- [WHAT YOU WILL DO] Pick out every line of the entries below where "επιχειρήσεις" occurs, and copy those lines.

--- Start ---

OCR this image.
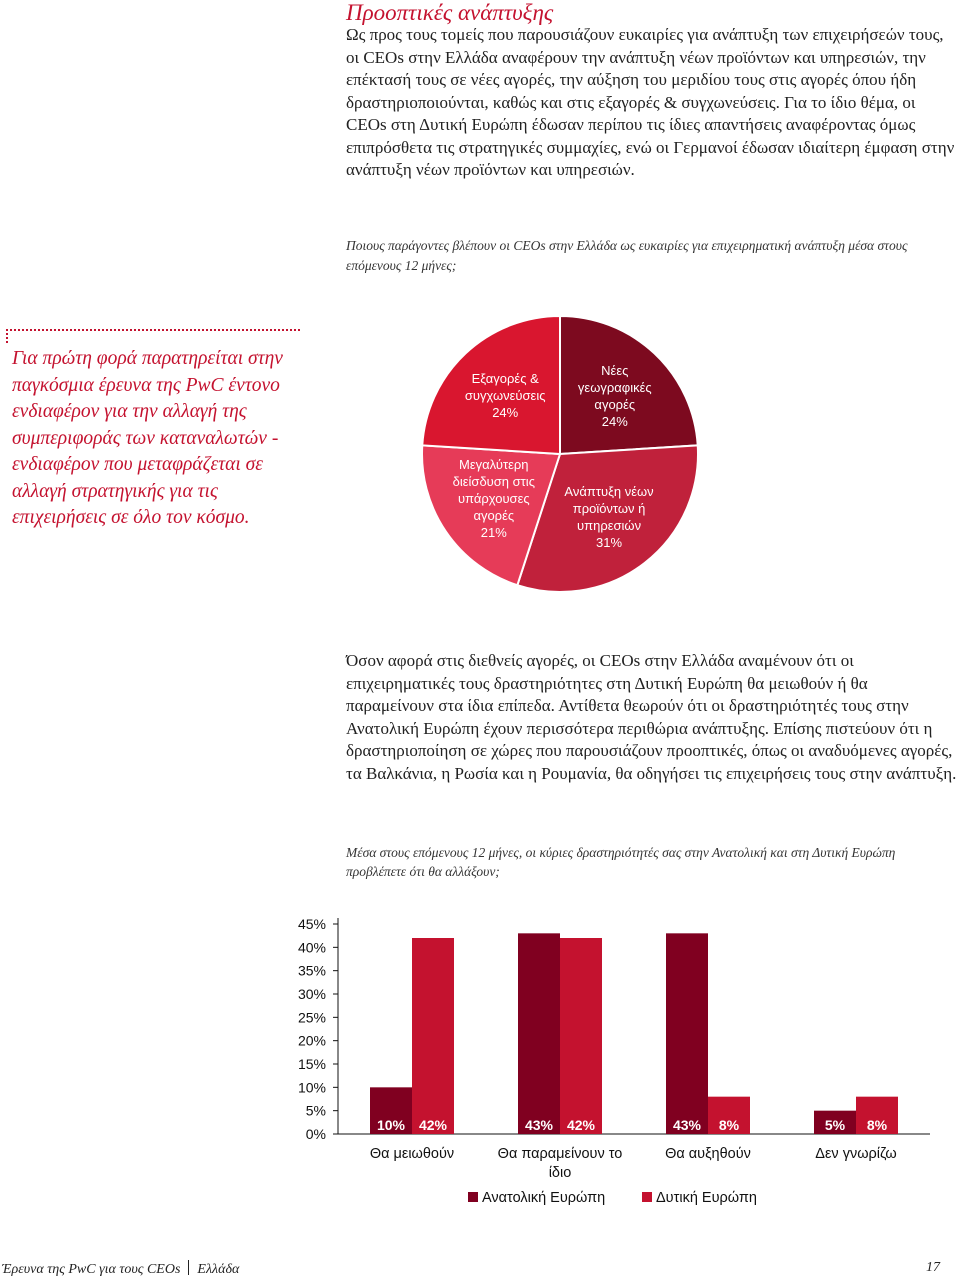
Προοπτικές ανάπτυξης

Ως προς τους τομείς που παρουσιάζουν ευκαιρίες για ανάπτυξη των επιχειρήσεών τους, οι CEOs στην Ελλάδα αναφέρουν την ανάπτυξη νέων προϊόντων και υπηρεσιών, την επέκτασή τους σε νέες αγορές, την αύξηση του μεριδίου τους στις αγορές όπου ήδη δραστηριοποιούνται, καθώς και στις εξαγορές & συγχωνεύσεις. Για το ίδιο θέμα, οι CEOs στη Δυτική Ευρώπη έδωσαν περίπου τις ίδιες απαντήσεις αναφέροντας όμως επιπρόσθετα τις στρατηγικές συμμαχίες, ενώ οι Γερμανοί έδωσαν ιδιαίτερη έμφαση στην ανάπτυξη νέων προϊόντων και υπηρεσιών.

Ποιους παράγοντες βλέπουν οι CEOs στην Ελλάδα ως ευκαιρίες για επιχειρηματική ανάπτυξη μέσα στους επόμενους 12 μήνες;

Για πρώτη φορά παρατηρείται στην παγκόσμια έρευνα της PwC έντονο ενδιαφέρον για την αλλαγή της συμπεριφοράς των καταναλωτών - ενδιαφέρον που μεταφράζεται σε αλλαγή στρατηγικής για τις επιχειρήσεις σε όλο τον κόσμο.

Νέες
γεωγραφικές
αγορές
24%
Ανάπτυξη νέων
προϊόντων ή
υπηρεσιών
31%
Μεγαλύτερη
διείσδυση στις
υπάρχουσες
αγορές
21%
Εξαγορές &
συγχωνεύσεις
24%

Όσον αφορά στις διεθνείς αγορές, οι CEOs στην Ελλάδα αναμένουν ότι οι επιχειρηματικές τους δραστηριότητες στη Δυτική Ευρώπη θα μειωθούν ή θα παραμείνουν στα ίδια επίπεδα. Αντίθετα θεωρούν ότι οι δραστηριότητές τους στην Ανατολική Ευρώπη έχουν περισσότερα περιθώρια ανάπτυξης. Επίσης πιστεύουν ότι η δραστηριοποίηση σε χώρες που παρουσιάζουν προοπτικές, όπως οι αναδυόμενες αγορές, τα Βαλκάνια, η Ρωσία και η Ρουμανία, θα οδηγήσει τις επιχειρήσεις τους στην ανάπτυξη.

Μέσα στους επόμενους 12 μήνες, οι κύριες δραστηριότητές σας στην Ανατολική και στη Δυτική Ευρώπη προβλέπετε ότι θα αλλάξουν;

45%
40%
35%
30%
25%
20%
15%
10%
5%
0%
10% 42%
Θα μειωθούν
43% 42%
Θα παραμείνουν το
ίδιο
43% 8%
Θα αυξηθούν
5% 8%
Δεν γνωρίζω
Ανατολική Ευρώπη	Δυτική Ευρώπη
Έρευνα της PwC για τους CEOs Ελλάδα	17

--- End ---

- [RESULT BELOW]
Για πρώτη φορά παρατηρείται στην παγκόσμια έρευνα της PwC έντονο ενδιαφέρον για την αλλαγή της συμπεριφοράς των καταναλωτών - ενδιαφέρον που μεταφράζεται σε αλλαγή στρατηγικής για τις επιχειρήσεις σε όλο τον κόσμο.
Όσον αφορά στις διεθνείς αγορές, οι CEOs στην Ελλάδα αναμένουν ότι οι επιχειρηματικές τους δραστηριότητες στη Δυτική Ευρώπη θα μειωθούν ή θα παραμείνουν στα ίδια επίπεδα. Αντίθετα θεωρούν ότι οι δραστηριότητές τους στην Ανατολική Ευρώπη έχουν περισσότερα περιθώρια ανάπτυξης. Επίσης πιστεύουν ότι η δραστηριοποίηση σε χώρες που παρουσιάζουν προοπτικές, όπως οι αναδυόμενες αγορές, τα Βαλκάνια, η Ρωσία και η Ρουμανία, θα οδηγήσει τις επιχειρήσεις τους στην ανάπτυξη.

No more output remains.